» Supplied records
—————
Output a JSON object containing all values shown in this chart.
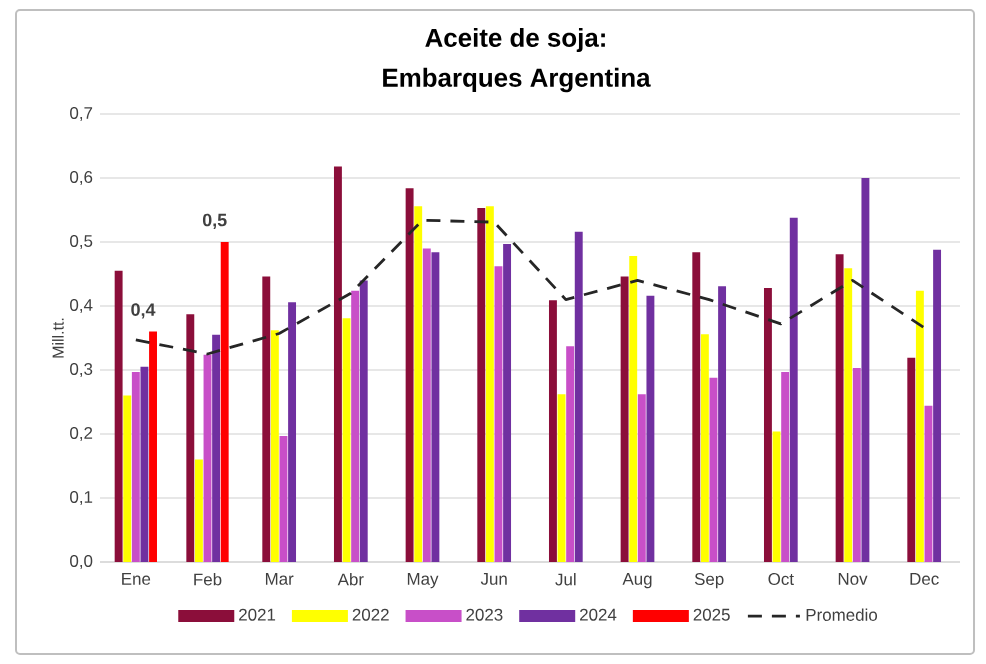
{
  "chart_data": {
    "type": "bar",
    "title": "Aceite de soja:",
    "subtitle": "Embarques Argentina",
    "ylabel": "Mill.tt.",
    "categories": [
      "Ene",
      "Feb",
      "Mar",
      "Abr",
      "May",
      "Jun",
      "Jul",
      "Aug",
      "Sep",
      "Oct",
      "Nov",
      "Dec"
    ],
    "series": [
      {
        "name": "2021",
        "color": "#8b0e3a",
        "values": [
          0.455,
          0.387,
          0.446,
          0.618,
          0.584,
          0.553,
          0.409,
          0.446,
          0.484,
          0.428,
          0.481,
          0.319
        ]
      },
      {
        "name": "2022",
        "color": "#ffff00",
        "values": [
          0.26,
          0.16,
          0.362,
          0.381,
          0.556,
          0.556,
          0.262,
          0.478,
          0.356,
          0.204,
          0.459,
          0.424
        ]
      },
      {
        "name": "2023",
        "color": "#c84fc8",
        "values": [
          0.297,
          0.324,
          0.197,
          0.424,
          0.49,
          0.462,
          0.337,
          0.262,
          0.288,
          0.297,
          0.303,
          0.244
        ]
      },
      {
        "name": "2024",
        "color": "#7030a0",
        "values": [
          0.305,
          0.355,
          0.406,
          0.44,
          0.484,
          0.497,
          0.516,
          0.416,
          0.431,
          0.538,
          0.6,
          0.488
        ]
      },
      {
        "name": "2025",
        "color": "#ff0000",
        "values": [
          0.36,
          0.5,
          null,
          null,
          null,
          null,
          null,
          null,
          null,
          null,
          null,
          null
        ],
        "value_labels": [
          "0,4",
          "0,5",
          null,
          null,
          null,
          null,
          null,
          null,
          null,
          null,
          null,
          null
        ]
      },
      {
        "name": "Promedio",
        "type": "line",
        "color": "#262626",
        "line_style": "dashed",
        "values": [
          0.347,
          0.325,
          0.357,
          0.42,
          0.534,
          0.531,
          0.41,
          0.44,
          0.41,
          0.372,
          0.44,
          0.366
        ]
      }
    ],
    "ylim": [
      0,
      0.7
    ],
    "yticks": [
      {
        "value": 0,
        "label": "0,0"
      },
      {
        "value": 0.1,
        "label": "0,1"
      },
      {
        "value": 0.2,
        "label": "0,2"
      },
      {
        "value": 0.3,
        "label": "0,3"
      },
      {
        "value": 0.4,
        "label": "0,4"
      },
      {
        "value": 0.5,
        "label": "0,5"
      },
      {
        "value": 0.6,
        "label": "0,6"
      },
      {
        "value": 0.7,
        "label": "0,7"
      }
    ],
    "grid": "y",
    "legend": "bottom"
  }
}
—————
» Directions
Every entry must be reproduced exactly, with the images left out.

» Reply
Output a JSON object containing all values shown in this chart.
{
  "chart_data": {
    "type": "bar",
    "title": "Aceite de soja:",
    "subtitle": "Embarques Argentina",
    "ylabel": "Mill.tt.",
    "categories": [
      "Ene",
      "Feb",
      "Mar",
      "Abr",
      "May",
      "Jun",
      "Jul",
      "Aug",
      "Sep",
      "Oct",
      "Nov",
      "Dec"
    ],
    "series": [
      {
        "name": "2021",
        "color": "#8b0e3a",
        "values": [
          0.455,
          0.387,
          0.446,
          0.618,
          0.584,
          0.553,
          0.409,
          0.446,
          0.484,
          0.428,
          0.481,
          0.319
        ]
      },
      {
        "name": "2022",
        "color": "#ffff00",
        "values": [
          0.26,
          0.16,
          0.362,
          0.381,
          0.556,
          0.556,
          0.262,
          0.478,
          0.356,
          0.204,
          0.459,
          0.424
        ]
      },
      {
        "name": "2023",
        "color": "#c84fc8",
        "values": [
          0.297,
          0.324,
          0.197,
          0.424,
          0.49,
          0.462,
          0.337,
          0.262,
          0.288,
          0.297,
          0.303,
          0.244
        ]
      },
      {
        "name": "2024",
        "color": "#7030a0",
        "values": [
          0.305,
          0.355,
          0.406,
          0.44,
          0.484,
          0.497,
          0.516,
          0.416,
          0.431,
          0.538,
          0.6,
          0.488
        ]
      },
      {
        "name": "2025",
        "color": "#ff0000",
        "values": [
          0.36,
          0.5,
          null,
          null,
          null,
          null,
          null,
          null,
          null,
          null,
          null,
          null
        ],
        "value_labels": [
          "0,4",
          "0,5",
          null,
          null,
          null,
          null,
          null,
          null,
          null,
          null,
          null,
          null
        ]
      },
      {
        "name": "Promedio",
        "type": "line",
        "color": "#262626",
        "line_style": "dashed",
        "values": [
          0.347,
          0.325,
          0.357,
          0.42,
          0.534,
          0.531,
          0.41,
          0.44,
          0.41,
          0.372,
          0.44,
          0.366
        ]
      }
    ],
    "ylim": [
      0,
      0.7
    ],
    "yticks": [
      {
        "value": 0,
        "label": "0,0"
      },
      {
        "value": 0.1,
        "label": "0,1"
      },
      {
        "value": 0.2,
        "label": "0,2"
      },
      {
        "value": 0.3,
        "label": "0,3"
      },
      {
        "value": 0.4,
        "label": "0,4"
      },
      {
        "value": 0.5,
        "label": "0,5"
      },
      {
        "value": 0.6,
        "label": "0,6"
      },
      {
        "value": 0.7,
        "label": "0,7"
      }
    ],
    "grid": "y",
    "legend": "bottom"
  }
}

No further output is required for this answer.